Excerto da fonte:
********
As forças de segurança, pelo General Monteiro Valente

Augusto José Monteiro Valente (1944 – 2012), Major-general do Exército que exerceu funções na GNR entre 1999 e 2003, saindo da guarda depois de ter sido 2.ºcomandante-geral daquela força militar, publicou em Outubro de 2011, uma reflexão interessante sobre a segurança interna e os modelos de polícia.

Como não é raro entre os militares, após uma problematização coerente, chegou lamentavelmente a conclusões erradas, acompanhando o fraco e mal sustentado modelo de manutenção da GNR com atribuições diferenciadas de uma Polícia Nacional e explicando mal como é que isso se conjuga com a exposição que acabara de fazer (basicamente o modelo Fontoura!).

As suas propostas contêm o desvio habitual: enfermam do mal corporativo de querer defender a manutenção de estruturas militares supérfluas, dando-lhes competências que não têm ou que não exercem melhor (ou há mais tempo que outros) para poder justificar a sua existência e consolidar o poder.

Sem querer descontextualizar, seleccionei alguns excertos deste texto que foi publicado na revista «Modus Operandi», n.º 4, da Associação Sindical dos Funcionários de Investigação Criminal da Polícia Judiciária (ASFIC).
 

1. Sobre o facto de existirem polícias a mais:

“O MAI tem respondido sistematicamente afirmando que a média de polícias por habitante em Portugal é sensivelmente idêntica à média europeia (250/300 por habitante) –o que é uma verdade. O MAI, todavia, tem omitido sempre a informação sobre o quantitativo dos efetivos que está permanentemente desviado da sua função primária e, igualmente, nada diz sobre os que são desperdiçados por um modelo policial excessivamente diversificado e com muitas áreas de sobreposição de competências, pela multiplicação de estruturas administrativas, logísticas, operacionais e de instrução, por uma organização excessivamente burocratizada e por um dispositivo territorial demasiado atomizado.

Em nosso entender, o problema fulcral reside, desde logo, na multiplicidade de corpos policiais. Portugal tem mantido um sistema de dupla componente policial, cujo paradigma reside na coexistência de dois corpos policiais, um de natureza militar e outro civil, com competências genéricas comuns (de polícia administrativa e criminal) em todo o País, embora com jurisdição territorial repartida e algumas competências específicas. (…) Por outro lado, Portugal adoptou um modelo de pluralismo horizontal, com vários corpos policiais autónomos de competência geral e específica – GNR, PSP, Polícia Judiciária, Polícia Marítima, Serviço de Estrangeiros e Fronteiras, polícias Municipais, Polícia Judiciária Militar e Polícias Militares dos Ramos das Forças Armadas, e várias outras, num total de cerca de 20, todos com estruturas superiores sobredimensionadas.

Esta situação resulta naturalmente na sobreposição de competências policiais, em conflitos negativos de disputa de protagonismo, em dificuldades de articulação e coordenação, na perda de eficácia geral, e em maiores encargos em recursos humanos, materiais e financeiros.”
********
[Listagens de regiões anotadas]
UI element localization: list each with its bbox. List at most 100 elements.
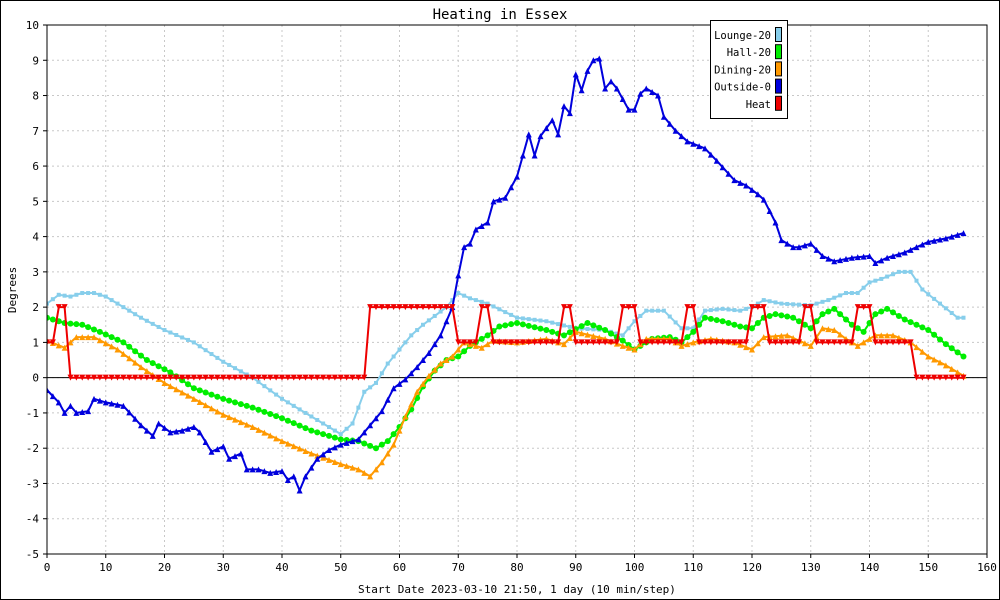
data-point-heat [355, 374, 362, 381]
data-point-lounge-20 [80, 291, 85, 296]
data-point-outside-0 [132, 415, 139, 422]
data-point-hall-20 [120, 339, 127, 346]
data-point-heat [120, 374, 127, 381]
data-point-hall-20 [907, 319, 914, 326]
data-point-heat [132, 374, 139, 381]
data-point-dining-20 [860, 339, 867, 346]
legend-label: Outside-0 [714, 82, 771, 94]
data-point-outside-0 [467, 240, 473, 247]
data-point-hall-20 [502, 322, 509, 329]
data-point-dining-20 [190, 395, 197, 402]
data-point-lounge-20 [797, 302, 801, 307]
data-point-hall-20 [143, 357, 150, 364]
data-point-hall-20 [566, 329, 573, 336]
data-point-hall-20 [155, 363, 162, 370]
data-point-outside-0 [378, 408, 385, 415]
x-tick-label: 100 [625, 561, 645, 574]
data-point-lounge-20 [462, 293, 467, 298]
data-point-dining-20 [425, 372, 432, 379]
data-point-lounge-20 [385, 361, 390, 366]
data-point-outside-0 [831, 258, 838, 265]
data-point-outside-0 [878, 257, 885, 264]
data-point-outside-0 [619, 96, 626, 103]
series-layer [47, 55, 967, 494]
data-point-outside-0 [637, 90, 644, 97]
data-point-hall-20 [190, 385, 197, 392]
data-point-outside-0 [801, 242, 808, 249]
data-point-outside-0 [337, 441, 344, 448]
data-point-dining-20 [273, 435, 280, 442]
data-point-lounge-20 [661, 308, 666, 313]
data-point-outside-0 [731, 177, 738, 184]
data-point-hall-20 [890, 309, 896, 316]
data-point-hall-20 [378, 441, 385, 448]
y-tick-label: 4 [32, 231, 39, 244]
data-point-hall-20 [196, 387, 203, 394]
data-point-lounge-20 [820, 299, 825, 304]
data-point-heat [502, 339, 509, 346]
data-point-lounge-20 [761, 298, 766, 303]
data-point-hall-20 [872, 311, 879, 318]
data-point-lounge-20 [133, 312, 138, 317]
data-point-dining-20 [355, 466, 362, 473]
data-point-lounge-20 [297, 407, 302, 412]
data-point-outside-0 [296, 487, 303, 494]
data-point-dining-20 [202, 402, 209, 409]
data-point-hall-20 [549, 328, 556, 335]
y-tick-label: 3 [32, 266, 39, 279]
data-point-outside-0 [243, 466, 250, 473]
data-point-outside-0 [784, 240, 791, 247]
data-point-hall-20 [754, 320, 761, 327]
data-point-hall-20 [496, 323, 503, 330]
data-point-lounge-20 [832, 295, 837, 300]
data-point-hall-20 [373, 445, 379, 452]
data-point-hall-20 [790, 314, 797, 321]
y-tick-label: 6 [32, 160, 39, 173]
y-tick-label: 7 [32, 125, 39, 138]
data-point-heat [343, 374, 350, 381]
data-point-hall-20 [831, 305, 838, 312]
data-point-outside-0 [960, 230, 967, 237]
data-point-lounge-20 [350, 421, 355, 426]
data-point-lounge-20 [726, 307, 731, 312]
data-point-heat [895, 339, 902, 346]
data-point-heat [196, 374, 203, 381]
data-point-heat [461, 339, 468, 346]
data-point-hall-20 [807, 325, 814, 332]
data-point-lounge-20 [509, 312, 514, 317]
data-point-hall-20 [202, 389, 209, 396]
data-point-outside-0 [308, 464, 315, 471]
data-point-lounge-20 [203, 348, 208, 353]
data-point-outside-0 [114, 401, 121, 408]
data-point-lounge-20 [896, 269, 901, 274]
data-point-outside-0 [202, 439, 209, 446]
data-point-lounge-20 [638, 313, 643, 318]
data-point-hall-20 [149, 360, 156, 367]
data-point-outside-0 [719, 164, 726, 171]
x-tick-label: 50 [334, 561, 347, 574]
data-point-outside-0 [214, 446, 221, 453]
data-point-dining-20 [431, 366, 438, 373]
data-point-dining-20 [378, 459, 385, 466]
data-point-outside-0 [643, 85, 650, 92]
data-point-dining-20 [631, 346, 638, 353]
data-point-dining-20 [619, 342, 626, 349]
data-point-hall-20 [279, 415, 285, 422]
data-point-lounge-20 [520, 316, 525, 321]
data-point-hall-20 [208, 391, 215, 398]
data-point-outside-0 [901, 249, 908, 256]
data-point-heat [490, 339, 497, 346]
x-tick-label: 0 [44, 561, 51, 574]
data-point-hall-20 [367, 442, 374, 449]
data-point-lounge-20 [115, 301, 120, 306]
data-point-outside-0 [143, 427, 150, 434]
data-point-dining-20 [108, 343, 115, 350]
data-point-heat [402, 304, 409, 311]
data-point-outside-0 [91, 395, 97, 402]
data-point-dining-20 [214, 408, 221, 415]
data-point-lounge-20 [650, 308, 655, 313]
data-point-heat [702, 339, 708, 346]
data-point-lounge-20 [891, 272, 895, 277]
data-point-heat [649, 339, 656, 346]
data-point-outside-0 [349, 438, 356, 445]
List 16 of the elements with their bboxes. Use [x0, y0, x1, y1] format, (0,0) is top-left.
********
Reproduza o trecho do texto sobre as forças de segurança, de "1. Sobre o facto" a "territorial demasiado atomizado.".

1. Sobre o facto de existirem polícias a mais:

“O MAI tem respondido sistematicamente afirmando que a média de polícias por habitante em Portugal é sensivelmente idêntica à média europeia (250/300 por habitante) –o que é uma verdade. O MAI, todavia, tem omitido sempre a informação sobre o quantitativo dos efetivos que está permanentemente desviado da sua função primária e, igualmente, nada diz sobre os que são desperdiçados por um modelo policial excessivamente diversificado e com muitas áreas de sobreposição de competências, pela multiplicação de estruturas administrativas, logísticas, operacionais e de instrução, por uma organização excessivamente burocratizada e por um dispositivo territorial demasiado atomizado.